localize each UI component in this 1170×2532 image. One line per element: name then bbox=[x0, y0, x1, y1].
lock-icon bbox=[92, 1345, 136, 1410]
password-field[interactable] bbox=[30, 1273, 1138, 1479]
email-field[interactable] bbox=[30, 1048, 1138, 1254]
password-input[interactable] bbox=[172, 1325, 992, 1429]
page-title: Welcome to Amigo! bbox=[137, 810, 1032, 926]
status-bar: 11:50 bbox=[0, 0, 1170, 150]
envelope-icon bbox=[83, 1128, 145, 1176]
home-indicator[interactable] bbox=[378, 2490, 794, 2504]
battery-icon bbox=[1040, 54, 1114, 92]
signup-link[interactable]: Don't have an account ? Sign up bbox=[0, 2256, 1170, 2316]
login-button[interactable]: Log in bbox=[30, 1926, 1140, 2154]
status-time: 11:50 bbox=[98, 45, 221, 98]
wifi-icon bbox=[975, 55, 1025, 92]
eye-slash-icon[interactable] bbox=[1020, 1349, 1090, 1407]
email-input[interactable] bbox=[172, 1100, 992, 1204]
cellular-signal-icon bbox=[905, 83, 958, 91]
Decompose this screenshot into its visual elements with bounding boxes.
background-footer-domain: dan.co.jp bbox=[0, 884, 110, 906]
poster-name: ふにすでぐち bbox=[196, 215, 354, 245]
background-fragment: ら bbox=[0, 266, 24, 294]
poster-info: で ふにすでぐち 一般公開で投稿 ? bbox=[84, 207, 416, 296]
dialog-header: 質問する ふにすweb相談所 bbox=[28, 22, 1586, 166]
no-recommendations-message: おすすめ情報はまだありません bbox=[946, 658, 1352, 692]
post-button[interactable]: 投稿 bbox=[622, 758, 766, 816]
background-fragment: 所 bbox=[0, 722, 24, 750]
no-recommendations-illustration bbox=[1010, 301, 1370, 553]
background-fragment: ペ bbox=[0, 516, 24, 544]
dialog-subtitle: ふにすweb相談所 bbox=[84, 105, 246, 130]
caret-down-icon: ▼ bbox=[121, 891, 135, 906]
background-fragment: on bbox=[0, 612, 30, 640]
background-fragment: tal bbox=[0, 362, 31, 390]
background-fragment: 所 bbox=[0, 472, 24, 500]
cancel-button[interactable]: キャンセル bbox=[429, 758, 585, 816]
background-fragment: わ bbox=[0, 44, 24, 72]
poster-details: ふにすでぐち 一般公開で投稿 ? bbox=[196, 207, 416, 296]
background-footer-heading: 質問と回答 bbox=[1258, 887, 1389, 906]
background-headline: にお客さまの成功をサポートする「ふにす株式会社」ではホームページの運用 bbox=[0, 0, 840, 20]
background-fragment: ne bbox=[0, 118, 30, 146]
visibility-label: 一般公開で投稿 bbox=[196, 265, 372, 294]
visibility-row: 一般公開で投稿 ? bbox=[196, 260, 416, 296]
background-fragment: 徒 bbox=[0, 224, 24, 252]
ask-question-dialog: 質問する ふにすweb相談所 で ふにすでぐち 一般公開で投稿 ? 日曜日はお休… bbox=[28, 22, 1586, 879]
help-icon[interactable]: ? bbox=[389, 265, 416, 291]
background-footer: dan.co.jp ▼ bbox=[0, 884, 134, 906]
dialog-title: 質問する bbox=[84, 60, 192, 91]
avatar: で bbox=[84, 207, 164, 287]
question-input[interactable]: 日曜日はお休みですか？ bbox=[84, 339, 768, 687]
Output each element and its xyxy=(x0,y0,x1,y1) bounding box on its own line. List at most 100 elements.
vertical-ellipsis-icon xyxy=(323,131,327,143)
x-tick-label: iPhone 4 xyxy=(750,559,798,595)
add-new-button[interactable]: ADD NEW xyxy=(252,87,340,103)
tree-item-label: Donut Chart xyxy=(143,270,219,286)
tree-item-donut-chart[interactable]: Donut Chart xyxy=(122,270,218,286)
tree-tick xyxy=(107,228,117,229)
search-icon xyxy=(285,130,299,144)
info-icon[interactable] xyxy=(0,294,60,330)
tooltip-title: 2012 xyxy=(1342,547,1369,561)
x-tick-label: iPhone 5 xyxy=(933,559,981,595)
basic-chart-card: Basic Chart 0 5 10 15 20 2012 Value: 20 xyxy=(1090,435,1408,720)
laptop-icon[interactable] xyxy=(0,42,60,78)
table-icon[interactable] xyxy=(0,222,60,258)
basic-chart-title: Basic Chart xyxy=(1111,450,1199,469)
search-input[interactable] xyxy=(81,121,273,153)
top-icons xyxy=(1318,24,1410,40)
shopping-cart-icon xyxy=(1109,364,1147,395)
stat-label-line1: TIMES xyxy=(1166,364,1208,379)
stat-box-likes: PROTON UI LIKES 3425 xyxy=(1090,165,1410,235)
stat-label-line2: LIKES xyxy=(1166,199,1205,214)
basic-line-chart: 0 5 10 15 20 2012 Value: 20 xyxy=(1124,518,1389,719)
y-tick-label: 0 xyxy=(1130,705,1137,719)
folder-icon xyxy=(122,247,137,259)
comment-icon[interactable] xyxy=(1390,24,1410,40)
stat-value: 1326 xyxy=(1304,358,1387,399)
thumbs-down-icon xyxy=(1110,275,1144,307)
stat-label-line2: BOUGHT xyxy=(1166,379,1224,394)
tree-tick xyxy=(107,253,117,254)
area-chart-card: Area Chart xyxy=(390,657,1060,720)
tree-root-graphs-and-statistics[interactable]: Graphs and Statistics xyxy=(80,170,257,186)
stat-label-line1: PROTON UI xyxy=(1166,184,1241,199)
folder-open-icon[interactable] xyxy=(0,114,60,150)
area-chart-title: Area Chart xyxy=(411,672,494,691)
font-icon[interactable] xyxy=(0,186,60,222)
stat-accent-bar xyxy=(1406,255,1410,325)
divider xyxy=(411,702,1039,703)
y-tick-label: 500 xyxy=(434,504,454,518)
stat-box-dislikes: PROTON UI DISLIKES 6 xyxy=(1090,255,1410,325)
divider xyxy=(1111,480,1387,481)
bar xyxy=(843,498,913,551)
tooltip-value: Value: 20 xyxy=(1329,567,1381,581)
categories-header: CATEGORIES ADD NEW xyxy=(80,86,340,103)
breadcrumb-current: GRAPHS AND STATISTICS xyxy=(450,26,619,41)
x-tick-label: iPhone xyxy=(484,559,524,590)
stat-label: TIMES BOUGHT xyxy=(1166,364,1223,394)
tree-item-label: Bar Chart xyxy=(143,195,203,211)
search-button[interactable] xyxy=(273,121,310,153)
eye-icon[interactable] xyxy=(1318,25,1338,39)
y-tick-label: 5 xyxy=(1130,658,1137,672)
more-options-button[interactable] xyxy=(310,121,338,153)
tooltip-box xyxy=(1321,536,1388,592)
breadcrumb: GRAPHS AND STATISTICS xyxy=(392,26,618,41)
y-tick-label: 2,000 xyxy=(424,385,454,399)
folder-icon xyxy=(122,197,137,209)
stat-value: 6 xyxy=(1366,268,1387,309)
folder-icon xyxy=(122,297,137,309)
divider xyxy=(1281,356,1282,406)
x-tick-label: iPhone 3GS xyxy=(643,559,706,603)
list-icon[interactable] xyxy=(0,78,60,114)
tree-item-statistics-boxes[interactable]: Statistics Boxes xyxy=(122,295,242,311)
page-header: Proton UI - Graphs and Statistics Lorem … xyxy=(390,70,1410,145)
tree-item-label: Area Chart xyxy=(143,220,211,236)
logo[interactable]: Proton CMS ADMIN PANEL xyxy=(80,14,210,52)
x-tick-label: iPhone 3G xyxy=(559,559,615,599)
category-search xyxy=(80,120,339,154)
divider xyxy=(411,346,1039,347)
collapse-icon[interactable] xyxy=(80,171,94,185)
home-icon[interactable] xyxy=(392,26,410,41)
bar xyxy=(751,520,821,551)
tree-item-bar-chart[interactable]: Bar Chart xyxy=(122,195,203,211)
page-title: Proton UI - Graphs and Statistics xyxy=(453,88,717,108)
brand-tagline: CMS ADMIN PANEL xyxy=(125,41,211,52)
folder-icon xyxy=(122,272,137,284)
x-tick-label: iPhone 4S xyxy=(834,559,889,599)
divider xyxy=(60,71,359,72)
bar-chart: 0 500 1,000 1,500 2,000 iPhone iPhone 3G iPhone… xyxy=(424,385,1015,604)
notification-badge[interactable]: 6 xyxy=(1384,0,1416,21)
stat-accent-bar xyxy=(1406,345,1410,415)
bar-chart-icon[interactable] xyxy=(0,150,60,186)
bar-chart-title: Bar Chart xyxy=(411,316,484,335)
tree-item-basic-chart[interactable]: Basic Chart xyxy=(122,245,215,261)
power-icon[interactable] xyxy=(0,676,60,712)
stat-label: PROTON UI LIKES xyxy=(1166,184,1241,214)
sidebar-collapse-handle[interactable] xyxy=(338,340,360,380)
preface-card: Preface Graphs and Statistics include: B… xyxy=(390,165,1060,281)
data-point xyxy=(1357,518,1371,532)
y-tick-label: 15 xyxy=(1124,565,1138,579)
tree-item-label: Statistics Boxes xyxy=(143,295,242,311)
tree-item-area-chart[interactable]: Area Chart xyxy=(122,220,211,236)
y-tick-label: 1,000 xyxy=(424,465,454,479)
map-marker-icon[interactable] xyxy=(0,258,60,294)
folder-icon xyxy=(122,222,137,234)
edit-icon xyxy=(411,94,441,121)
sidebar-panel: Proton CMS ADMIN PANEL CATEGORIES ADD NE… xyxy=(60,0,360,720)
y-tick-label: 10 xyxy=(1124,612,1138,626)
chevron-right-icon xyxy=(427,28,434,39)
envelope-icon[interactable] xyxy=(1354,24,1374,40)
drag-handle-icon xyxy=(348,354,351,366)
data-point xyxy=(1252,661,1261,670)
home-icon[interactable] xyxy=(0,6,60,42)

══════

Your task ::
Copy out the entries from the very first line up to and including the line that contains "page-title: Welcome to".

Final answer ::
localize each UI component in this 1170×2532 image. One line per element: name then bbox=[x0, y0, x1, y1].
lock-icon bbox=[92, 1345, 136, 1410]
password-field[interactable] bbox=[30, 1273, 1138, 1479]
email-field[interactable] bbox=[30, 1048, 1138, 1254]
password-input[interactable] bbox=[172, 1325, 992, 1429]
page-title: Welcome to Amigo! bbox=[137, 810, 1032, 926]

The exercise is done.